▶ **What this task involves**
Provide a single number: the count of lines containing the string "JSON".

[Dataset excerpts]
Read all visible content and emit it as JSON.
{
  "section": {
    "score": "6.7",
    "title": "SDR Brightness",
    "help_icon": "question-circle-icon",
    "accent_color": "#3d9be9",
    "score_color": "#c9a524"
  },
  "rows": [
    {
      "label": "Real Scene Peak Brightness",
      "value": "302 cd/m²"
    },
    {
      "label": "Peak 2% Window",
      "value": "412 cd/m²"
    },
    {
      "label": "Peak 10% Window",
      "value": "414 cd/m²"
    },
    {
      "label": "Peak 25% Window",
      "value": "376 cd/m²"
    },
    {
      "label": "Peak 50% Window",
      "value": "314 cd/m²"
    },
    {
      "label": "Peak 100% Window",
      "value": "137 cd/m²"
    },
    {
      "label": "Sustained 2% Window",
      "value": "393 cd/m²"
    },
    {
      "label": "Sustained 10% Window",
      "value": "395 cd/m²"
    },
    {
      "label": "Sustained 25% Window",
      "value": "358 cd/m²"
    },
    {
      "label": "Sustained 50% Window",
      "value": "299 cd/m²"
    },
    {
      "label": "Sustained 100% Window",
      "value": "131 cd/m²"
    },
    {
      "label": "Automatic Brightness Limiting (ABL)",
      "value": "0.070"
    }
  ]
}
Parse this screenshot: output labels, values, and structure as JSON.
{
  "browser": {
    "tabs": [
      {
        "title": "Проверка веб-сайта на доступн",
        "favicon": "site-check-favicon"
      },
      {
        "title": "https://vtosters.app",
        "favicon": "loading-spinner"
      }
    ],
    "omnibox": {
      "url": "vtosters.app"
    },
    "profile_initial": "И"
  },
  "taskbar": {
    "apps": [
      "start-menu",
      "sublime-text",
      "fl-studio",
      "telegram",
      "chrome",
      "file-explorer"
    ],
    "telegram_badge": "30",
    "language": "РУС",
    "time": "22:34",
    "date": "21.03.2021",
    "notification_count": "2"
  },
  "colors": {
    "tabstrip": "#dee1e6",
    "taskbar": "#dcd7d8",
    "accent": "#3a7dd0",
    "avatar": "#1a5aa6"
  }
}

...

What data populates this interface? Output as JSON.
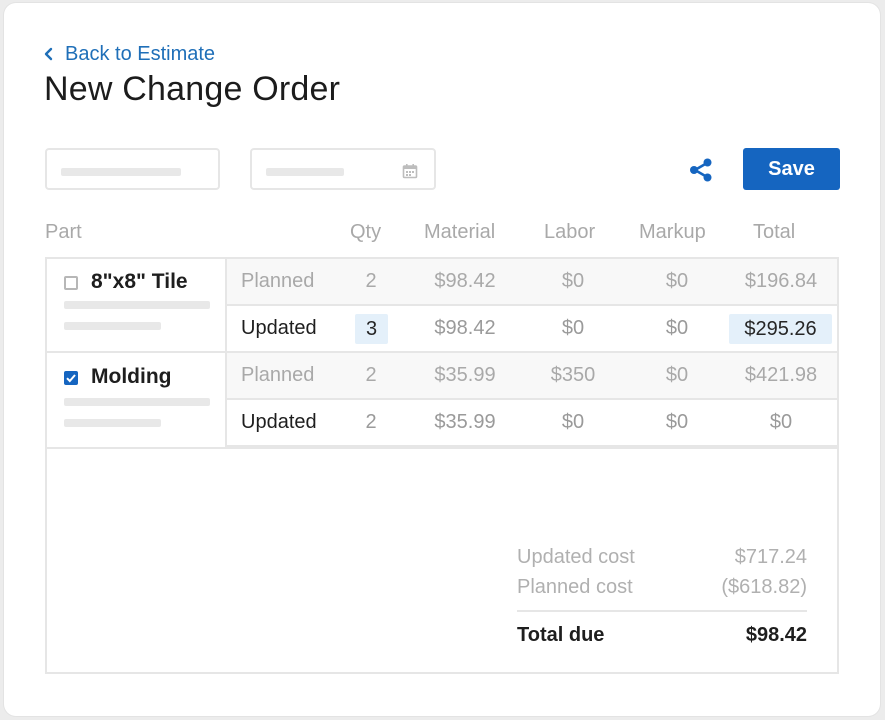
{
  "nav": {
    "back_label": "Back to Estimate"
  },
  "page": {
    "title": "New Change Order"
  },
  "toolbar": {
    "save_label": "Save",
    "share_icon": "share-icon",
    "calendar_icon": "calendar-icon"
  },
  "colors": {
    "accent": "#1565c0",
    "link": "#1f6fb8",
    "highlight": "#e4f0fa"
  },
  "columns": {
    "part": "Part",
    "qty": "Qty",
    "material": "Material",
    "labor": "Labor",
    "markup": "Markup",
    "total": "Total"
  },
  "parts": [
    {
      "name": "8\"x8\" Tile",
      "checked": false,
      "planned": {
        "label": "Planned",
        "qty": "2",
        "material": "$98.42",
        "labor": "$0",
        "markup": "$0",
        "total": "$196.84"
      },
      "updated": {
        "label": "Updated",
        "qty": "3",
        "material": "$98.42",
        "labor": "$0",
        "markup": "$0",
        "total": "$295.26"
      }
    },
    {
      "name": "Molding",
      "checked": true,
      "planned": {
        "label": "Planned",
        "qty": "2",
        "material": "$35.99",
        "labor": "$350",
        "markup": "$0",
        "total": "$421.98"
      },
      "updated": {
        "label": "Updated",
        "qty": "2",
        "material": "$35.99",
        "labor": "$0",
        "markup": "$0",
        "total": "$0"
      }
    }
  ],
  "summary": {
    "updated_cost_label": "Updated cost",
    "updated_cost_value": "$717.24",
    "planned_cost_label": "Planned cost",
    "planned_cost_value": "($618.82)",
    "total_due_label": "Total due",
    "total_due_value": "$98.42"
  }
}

▶ **Written solution**
3